=== Given data ===
--- Start ---

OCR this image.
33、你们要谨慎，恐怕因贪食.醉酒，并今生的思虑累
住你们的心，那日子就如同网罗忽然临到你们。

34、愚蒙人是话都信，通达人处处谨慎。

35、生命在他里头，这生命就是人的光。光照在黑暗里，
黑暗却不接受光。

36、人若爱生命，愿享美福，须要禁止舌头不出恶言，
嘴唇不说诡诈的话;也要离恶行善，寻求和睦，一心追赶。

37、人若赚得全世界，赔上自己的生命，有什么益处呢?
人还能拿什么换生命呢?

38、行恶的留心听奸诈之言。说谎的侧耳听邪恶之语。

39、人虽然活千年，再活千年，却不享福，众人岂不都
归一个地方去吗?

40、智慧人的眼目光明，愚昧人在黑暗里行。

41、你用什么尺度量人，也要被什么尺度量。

--- End ---

=== Challenge ===
Print all of the entries exactly as they appear.

=== Answer for the task ===
OCR this image.
33、你们要谨慎，恐怕因贪食.醉酒，并今生的思虑累
住你们的心，那日子就如同网罗忽然临到你们。

34、愚蒙人是话都信，通达人处处谨慎。

35、生命在他里头，这生命就是人的光。光照在黑暗里，
黑暗却不接受光。

36、人若爱生命，愿享美福，须要禁止舌头不出恶言，
嘴唇不说诡诈的话;也要离恶行善，寻求和睦，一心追赶。

37、人若赚得全世界，赔上自己的生命，有什么益处呢?
人还能拿什么换生命呢?

38、行恶的留心听奸诈之言。说谎的侧耳听邪恶之语。

39、人虽然活千年，再活千年，却不享福，众人岂不都
归一个地方去吗?

40、智慧人的眼目光明，愚昧人在黑暗里行。

41、你用什么尺度量人，也要被什么尺度量。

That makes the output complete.